EXERCISE DESCRIPTION: Each entry should be quoted word for word, including every mark of punctuation.

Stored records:
****************************************

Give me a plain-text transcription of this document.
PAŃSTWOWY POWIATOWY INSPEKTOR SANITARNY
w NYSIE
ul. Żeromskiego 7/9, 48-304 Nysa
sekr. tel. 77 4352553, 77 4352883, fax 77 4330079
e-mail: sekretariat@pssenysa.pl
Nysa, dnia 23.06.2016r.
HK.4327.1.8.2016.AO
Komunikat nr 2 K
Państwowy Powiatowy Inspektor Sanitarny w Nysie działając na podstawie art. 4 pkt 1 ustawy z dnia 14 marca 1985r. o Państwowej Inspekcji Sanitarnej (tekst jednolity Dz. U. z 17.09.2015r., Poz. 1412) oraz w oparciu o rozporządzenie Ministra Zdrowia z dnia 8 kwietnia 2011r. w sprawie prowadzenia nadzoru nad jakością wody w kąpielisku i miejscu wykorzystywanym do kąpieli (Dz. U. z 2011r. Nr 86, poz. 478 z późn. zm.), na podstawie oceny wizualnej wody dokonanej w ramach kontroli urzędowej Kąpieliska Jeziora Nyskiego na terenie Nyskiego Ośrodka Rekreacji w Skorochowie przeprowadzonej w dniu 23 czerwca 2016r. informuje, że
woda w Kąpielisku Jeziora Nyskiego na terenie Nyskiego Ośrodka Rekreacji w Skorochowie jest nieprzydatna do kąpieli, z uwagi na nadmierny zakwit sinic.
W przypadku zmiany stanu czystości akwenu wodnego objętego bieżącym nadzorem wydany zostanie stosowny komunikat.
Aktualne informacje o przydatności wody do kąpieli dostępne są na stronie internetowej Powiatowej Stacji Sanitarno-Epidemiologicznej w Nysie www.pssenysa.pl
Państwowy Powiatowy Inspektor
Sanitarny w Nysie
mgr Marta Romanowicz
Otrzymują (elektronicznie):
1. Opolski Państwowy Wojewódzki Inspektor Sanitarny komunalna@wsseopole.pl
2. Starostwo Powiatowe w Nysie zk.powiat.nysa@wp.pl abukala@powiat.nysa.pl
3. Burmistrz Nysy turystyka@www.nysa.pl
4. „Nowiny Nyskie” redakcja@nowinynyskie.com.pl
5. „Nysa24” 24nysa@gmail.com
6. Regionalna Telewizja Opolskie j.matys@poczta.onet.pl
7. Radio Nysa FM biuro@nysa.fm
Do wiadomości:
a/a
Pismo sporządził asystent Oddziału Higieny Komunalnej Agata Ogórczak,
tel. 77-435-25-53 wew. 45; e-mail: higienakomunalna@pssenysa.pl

****************************************

CORRECT ANSWER:
Give me a plain-text transcription of this document.
PAŃSTWOWY POWIATOWY INSPEKTOR SANITARNY
w NYSIE
ul. Żeromskiego 7/9, 48-304 Nysa
sekr. tel. 77 4352553, 77 4352883, fax 77 4330079
e-mail: sekretariat@pssenysa.pl
Nysa, dnia 23.06.2016r.
HK.4327.1.8.2016.AO
Komunikat nr 2 K
Państwowy Powiatowy Inspektor Sanitarny w Nysie działając na podstawie art. 4 pkt 1 ustawy z dnia 14 marca 1985r. o Państwowej Inspekcji Sanitarnej (tekst jednolity Dz. U. z 17.09.2015r., Poz. 1412) oraz w oparciu o rozporządzenie Ministra Zdrowia z dnia 8 kwietnia 2011r. w sprawie prowadzenia nadzoru nad jakością wody w kąpielisku i miejscu wykorzystywanym do kąpieli (Dz. U. z 2011r. Nr 86, poz. 478 z późn. zm.), na podstawie oceny wizualnej wody dokonanej w ramach kontroli urzędowej Kąpieliska Jeziora Nyskiego na terenie Nyskiego Ośrodka Rekreacji w Skorochowie przeprowadzonej w dniu 23 czerwca 2016r. informuje, że
woda w Kąpielisku Jeziora Nyskiego na terenie Nyskiego Ośrodka Rekreacji w Skorochowie jest nieprzydatna do kąpieli, z uwagi na nadmierny zakwit sinic.
W przypadku zmiany stanu czystości akwenu wodnego objętego bieżącym nadzorem wydany zostanie stosowny komunikat.
Aktualne informacje o przydatności wody do kąpieli dostępne są na stronie internetowej Powiatowej Stacji Sanitarno-Epidemiologicznej w Nysie www.pssenysa.pl
Państwowy Powiatowy Inspektor
Sanitarny w Nysie
mgr Marta Romanowicz
Otrzymują (elektronicznie):
1. Opolski Państwowy Wojewódzki Inspektor Sanitarny komunalna@wsseopole.pl
2. Starostwo Powiatowe w Nysie zk.powiat.nysa@wp.pl abukala@powiat.nysa.pl
3. Burmistrz Nysy turystyka@www.nysa.pl
4. „Nowiny Nyskie” redakcja@nowinynyskie.com.pl
5. „Nysa24” 24nysa@gmail.com
6. Regionalna Telewizja Opolskie j.matys@poczta.onet.pl
7. Radio Nysa FM biuro@nysa.fm
Do wiadomości:
a/a
Pismo sporządził asystent Oddziału Higieny Komunalnej Agata Ogórczak,
tel. 77-435-25-53 wew. 45; e-mail: higienakomunalna@pssenysa.pl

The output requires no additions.